- **Short problem**
Reproduce only the lines that begin at the line with "Parse this screenshot: output" and run to the end of the entries; omit every picture.

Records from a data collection

/---

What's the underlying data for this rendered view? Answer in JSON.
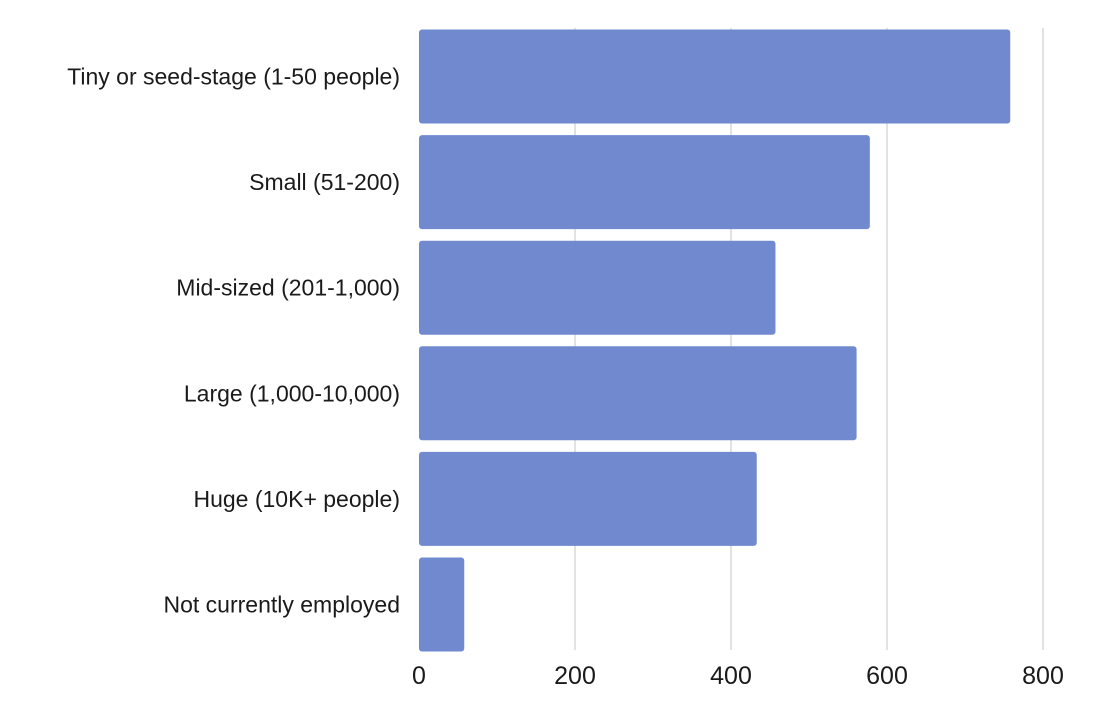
{
  "chart_data": {
    "type": "bar",
    "orientation": "horizontal",
    "categories": [
      "Tiny or seed-stage (1-50 people)",
      "Small (51-200)",
      "Mid-sized (201-1,000)",
      "Large (1,000-10,000)",
      "Huge (10K+ people)",
      "Not currently employed"
    ],
    "values": [
      758,
      578,
      457,
      561,
      433,
      58
    ],
    "xlim": [
      0,
      800
    ],
    "x_ticks": [
      "0",
      "200",
      "400",
      "600",
      "800"
    ],
    "grid": "vertical",
    "bar_color": "#7089cf",
    "grid_color": "#d9d9d9",
    "title": "",
    "xlabel": "",
    "ylabel": ""
  }
}
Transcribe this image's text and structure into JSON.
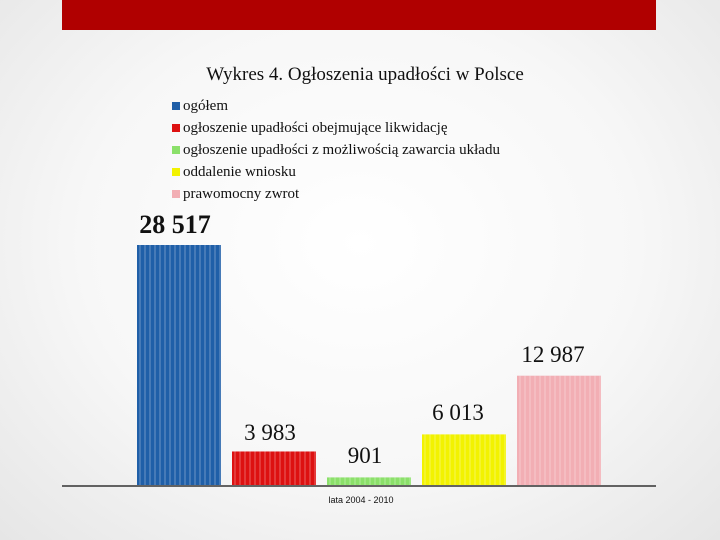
{
  "chart_data": {
    "type": "bar",
    "title": "Wykres 4. Ogłoszenia upadłości w Polsce",
    "categories": [
      "lata 2004 - 2010"
    ],
    "series": [
      {
        "name": "ogółem",
        "values": [
          28517
        ],
        "color": "#1f5fa8",
        "label": "28 517"
      },
      {
        "name": "ogłoszenie upadłości obejmujące likwidację",
        "values": [
          3983
        ],
        "color": "#dd1111",
        "label": "3 983"
      },
      {
        "name": "ogłoszenie upadłości z możliwością zawarcia układu",
        "values": [
          901
        ],
        "color": "#8be06a",
        "label": "901"
      },
      {
        "name": "oddalenie wniosku",
        "values": [
          6013
        ],
        "color": "#f2f200",
        "label": "6 013"
      },
      {
        "name": "prawomocny zwrot",
        "values": [
          12987
        ],
        "color": "#f2aeb4",
        "label": "12 987"
      }
    ],
    "legend_position": "top-left",
    "grid": false
  }
}
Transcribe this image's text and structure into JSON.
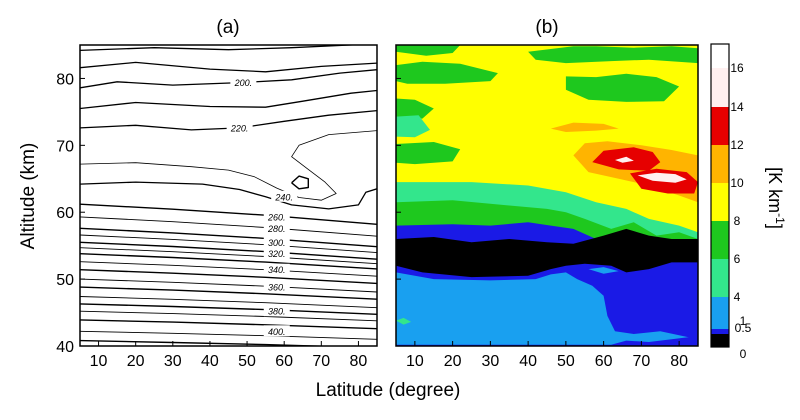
{
  "chart_data": [
    {
      "panel": "(a)",
      "type": "contour",
      "xlim": [
        5,
        85
      ],
      "ylim": [
        40,
        85
      ],
      "x_ticks": [
        "10",
        "20",
        "30",
        "40",
        "50",
        "60",
        "70",
        "80"
      ],
      "y_ticks": [
        "40",
        "50",
        "60",
        "70",
        "80"
      ],
      "contour_labels": [
        "200.",
        "220.",
        "240.",
        "260.",
        "280.",
        "300.",
        "320.",
        "340.",
        "360.",
        "380.",
        "400."
      ],
      "labeled_levels": [
        {
          "text": "200.",
          "lat": 49,
          "alt": 79.4
        },
        {
          "text": "220.",
          "lat": 48,
          "alt": 72.6
        },
        {
          "text": "240.",
          "lat": 60,
          "alt": 62.3
        },
        {
          "text": "260.",
          "lat": 58,
          "alt": 59.3
        },
        {
          "text": "280.",
          "lat": 58,
          "alt": 57.6
        },
        {
          "text": "300.",
          "lat": 58,
          "alt": 55.5
        },
        {
          "text": "320.",
          "lat": 58,
          "alt": 53.8
        },
        {
          "text": "340.",
          "lat": 58,
          "alt": 51.4
        },
        {
          "text": "360.",
          "lat": 58,
          "alt": 48.8
        },
        {
          "text": "380.",
          "lat": 58,
          "alt": 45.2
        },
        {
          "text": "400.",
          "lat": 58,
          "alt": 42.2
        }
      ]
    },
    {
      "panel": "(b)",
      "type": "heatmap",
      "xlim": [
        5,
        85
      ],
      "ylim": [
        40,
        85
      ],
      "x_ticks": [
        "10",
        "20",
        "30",
        "40",
        "50",
        "60",
        "70",
        "80"
      ],
      "colorbar": {
        "unit": "[K km-1]",
        "unit_main": "[K km",
        "unit_sup": "-1",
        "unit_close": "]",
        "levels": [
          0,
          0.5,
          1,
          4,
          6,
          8,
          10,
          12,
          14,
          16
        ],
        "tick_labels": [
          "0",
          "0.5",
          "1",
          "4",
          "6",
          "8",
          "10",
          "12",
          "14",
          "16"
        ],
        "colors": [
          "#000000",
          "#1a1ae6",
          "#19a0f0",
          "#33e68c",
          "#1ec81e",
          "#ffff00",
          "#ffb400",
          "#e60000",
          "#fff0f0"
        ]
      }
    }
  ],
  "shared": {
    "ylabel": "Altitude (km)",
    "xlabel": "Latitude (degree)"
  }
}
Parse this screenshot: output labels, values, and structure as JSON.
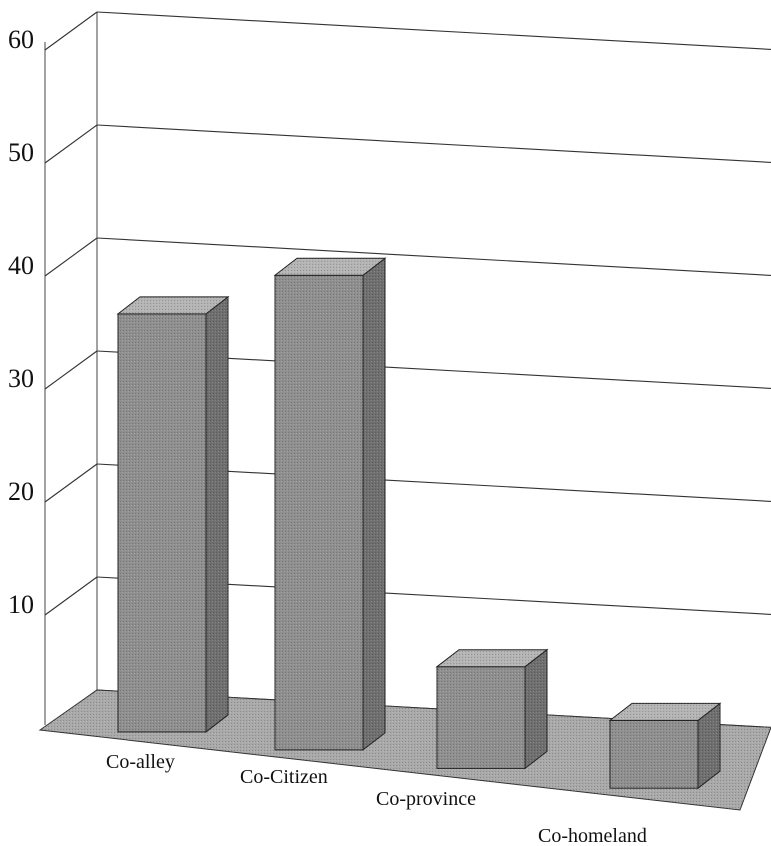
{
  "chart_data": {
    "type": "bar",
    "categories": [
      "Co-alley",
      "Co-Citizen",
      "Co-province",
      "Co-homeland"
    ],
    "values": [
      37,
      42,
      9,
      6
    ],
    "title": "",
    "xlabel": "",
    "ylabel": "",
    "ylim": [
      0,
      60
    ],
    "yticks": [
      10,
      20,
      30,
      40,
      50,
      60
    ],
    "grid": true,
    "style": "3d",
    "colors": {
      "bar_front": "#8f8f8f",
      "bar_top": "#b4b4b4",
      "bar_side": "#6f6f6f",
      "floor": "#a9a9a9"
    }
  }
}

\---

- **Correct output**
Parse this screenshot: output labels, values, and structure as JSON.
{
  "chart_data": {
    "type": "bar",
    "categories": [
      "Co-alley",
      "Co-Citizen",
      "Co-province",
      "Co-homeland"
    ],
    "values": [
      37,
      42,
      9,
      6
    ],
    "title": "",
    "xlabel": "",
    "ylabel": "",
    "ylim": [
      0,
      60
    ],
    "yticks": [
      10,
      20,
      30,
      40,
      50,
      60
    ],
    "grid": true,
    "style": "3d",
    "colors": {
      "bar_front": "#8f8f8f",
      "bar_top": "#b4b4b4",
      "bar_side": "#6f6f6f",
      "floor": "#a9a9a9"
    }
  }
}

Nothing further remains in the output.